## WORK TO COMPLETE:
Answer with one number only: the number of lines that contain "Utilidad".

►

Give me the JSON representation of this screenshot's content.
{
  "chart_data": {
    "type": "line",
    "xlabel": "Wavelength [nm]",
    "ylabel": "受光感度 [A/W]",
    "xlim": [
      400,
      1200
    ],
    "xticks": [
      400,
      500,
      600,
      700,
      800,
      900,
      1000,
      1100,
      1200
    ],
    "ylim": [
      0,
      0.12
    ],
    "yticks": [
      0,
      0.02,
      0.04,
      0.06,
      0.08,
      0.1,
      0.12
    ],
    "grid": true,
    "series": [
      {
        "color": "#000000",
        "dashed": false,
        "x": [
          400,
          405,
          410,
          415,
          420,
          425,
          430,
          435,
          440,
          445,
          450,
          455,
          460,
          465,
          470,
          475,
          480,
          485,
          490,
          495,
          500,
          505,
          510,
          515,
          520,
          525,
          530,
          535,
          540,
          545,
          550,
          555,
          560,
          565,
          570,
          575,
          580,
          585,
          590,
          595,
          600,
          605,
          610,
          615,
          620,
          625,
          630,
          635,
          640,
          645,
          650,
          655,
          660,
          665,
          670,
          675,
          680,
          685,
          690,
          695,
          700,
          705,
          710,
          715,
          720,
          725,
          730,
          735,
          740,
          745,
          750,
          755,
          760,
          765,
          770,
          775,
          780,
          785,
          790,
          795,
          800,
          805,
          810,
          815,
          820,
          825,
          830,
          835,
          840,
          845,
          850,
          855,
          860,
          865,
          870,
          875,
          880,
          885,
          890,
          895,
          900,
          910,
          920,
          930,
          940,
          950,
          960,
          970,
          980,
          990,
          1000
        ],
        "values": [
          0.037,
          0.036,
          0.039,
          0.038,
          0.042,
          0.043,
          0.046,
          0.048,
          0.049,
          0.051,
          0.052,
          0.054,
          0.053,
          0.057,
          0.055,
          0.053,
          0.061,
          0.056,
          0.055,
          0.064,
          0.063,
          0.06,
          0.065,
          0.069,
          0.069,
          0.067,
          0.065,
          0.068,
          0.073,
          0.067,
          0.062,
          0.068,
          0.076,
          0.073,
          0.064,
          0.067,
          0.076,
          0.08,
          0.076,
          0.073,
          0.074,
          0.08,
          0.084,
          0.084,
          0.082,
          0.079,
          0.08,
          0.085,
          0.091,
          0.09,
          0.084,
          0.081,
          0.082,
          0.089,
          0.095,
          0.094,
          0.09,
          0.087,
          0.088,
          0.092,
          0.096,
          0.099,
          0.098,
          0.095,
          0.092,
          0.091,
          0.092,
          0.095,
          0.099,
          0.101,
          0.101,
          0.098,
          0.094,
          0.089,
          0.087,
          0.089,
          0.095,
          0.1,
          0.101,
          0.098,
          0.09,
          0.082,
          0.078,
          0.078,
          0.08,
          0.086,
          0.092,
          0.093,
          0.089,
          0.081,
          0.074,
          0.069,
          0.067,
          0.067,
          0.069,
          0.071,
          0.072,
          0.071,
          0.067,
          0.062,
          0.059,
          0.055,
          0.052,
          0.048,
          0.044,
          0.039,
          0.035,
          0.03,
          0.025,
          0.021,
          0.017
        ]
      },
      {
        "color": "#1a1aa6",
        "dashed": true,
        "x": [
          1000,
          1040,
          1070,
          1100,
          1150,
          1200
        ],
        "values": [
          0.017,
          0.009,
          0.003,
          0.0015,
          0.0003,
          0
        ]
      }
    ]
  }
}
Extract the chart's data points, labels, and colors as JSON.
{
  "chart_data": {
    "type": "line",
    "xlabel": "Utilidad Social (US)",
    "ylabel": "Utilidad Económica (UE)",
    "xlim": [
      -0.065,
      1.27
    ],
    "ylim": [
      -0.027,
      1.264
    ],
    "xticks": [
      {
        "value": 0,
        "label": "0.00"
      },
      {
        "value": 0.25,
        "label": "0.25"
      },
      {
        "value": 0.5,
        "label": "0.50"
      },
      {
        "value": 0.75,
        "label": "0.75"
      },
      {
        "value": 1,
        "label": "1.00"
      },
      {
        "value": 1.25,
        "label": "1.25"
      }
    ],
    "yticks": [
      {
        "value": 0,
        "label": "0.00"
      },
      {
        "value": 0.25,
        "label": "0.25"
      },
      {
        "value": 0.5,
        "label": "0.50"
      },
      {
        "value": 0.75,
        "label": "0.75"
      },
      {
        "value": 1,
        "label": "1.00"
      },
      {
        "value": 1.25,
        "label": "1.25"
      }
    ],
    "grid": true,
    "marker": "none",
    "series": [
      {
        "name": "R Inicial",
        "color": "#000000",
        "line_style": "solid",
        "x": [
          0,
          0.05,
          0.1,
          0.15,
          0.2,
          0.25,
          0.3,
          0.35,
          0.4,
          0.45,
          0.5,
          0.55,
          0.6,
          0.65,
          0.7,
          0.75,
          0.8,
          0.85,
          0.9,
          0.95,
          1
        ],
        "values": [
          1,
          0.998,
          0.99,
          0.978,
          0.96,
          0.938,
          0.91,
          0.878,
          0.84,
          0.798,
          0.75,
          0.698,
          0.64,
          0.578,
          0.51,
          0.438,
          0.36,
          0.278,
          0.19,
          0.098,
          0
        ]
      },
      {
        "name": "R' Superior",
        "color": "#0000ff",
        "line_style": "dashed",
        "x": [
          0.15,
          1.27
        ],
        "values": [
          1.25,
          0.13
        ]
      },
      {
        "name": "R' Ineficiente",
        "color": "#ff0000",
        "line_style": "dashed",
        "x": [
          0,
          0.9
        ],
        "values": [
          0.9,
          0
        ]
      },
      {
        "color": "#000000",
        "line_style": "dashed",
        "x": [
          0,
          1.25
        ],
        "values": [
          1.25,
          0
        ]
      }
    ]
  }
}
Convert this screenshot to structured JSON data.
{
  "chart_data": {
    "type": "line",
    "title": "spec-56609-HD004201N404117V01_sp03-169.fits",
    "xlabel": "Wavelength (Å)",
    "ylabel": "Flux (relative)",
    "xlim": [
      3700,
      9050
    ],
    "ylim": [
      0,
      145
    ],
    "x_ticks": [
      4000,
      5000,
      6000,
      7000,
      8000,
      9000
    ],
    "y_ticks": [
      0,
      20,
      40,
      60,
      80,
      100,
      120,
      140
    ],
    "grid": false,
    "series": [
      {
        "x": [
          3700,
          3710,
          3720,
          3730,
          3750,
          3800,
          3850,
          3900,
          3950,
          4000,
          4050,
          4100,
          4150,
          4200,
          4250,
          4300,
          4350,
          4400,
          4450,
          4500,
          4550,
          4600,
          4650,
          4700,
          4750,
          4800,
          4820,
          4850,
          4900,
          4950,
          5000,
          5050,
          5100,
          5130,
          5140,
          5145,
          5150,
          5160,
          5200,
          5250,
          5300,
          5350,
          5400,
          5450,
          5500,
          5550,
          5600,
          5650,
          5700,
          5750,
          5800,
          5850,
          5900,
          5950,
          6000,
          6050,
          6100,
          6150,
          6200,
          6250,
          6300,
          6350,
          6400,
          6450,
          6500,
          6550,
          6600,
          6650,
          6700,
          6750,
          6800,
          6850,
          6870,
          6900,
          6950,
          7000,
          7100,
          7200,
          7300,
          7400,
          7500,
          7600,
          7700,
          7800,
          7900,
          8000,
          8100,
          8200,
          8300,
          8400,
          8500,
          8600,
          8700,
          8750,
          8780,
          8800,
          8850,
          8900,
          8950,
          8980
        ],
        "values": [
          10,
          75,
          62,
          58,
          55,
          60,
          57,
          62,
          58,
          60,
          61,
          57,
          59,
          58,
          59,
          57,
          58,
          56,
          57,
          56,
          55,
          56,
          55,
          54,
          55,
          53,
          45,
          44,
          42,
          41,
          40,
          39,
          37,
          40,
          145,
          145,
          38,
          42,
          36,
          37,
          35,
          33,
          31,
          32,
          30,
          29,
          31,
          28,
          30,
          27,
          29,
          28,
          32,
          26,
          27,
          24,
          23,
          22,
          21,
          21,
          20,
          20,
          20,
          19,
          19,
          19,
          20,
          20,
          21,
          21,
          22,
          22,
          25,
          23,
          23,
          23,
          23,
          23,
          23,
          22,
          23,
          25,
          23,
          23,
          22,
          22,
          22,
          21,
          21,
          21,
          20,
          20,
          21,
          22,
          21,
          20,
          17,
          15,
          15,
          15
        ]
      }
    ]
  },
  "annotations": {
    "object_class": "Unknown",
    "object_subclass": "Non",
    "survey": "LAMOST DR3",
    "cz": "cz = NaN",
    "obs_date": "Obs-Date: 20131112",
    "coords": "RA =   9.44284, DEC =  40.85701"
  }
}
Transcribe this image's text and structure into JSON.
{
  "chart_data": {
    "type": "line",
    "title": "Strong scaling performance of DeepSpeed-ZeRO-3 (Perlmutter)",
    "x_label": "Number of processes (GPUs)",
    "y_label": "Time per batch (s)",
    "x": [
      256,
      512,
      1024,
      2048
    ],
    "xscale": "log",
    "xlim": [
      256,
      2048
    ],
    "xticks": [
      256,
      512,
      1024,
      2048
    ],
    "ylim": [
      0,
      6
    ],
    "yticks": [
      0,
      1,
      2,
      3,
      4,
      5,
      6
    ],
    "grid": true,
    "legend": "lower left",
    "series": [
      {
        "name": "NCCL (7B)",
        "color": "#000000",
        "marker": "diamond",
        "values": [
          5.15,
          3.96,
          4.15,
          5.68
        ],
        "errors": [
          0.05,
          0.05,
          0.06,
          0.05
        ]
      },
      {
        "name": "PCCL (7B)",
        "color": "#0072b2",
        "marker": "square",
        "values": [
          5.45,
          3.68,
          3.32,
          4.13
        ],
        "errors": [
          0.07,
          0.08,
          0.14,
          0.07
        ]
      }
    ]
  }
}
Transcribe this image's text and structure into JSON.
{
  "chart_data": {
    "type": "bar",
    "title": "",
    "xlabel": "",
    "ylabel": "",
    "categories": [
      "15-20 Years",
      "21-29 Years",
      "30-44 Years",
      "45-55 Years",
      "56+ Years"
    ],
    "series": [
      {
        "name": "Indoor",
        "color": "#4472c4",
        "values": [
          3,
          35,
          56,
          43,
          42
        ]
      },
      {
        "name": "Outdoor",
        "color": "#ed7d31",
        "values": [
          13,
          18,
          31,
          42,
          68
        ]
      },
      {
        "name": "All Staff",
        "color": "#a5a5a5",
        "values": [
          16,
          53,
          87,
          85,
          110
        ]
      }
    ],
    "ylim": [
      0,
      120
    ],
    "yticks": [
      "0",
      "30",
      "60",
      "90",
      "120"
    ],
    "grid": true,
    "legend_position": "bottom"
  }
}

◄

## SOLUTION FOR THIS PROBLEM:
2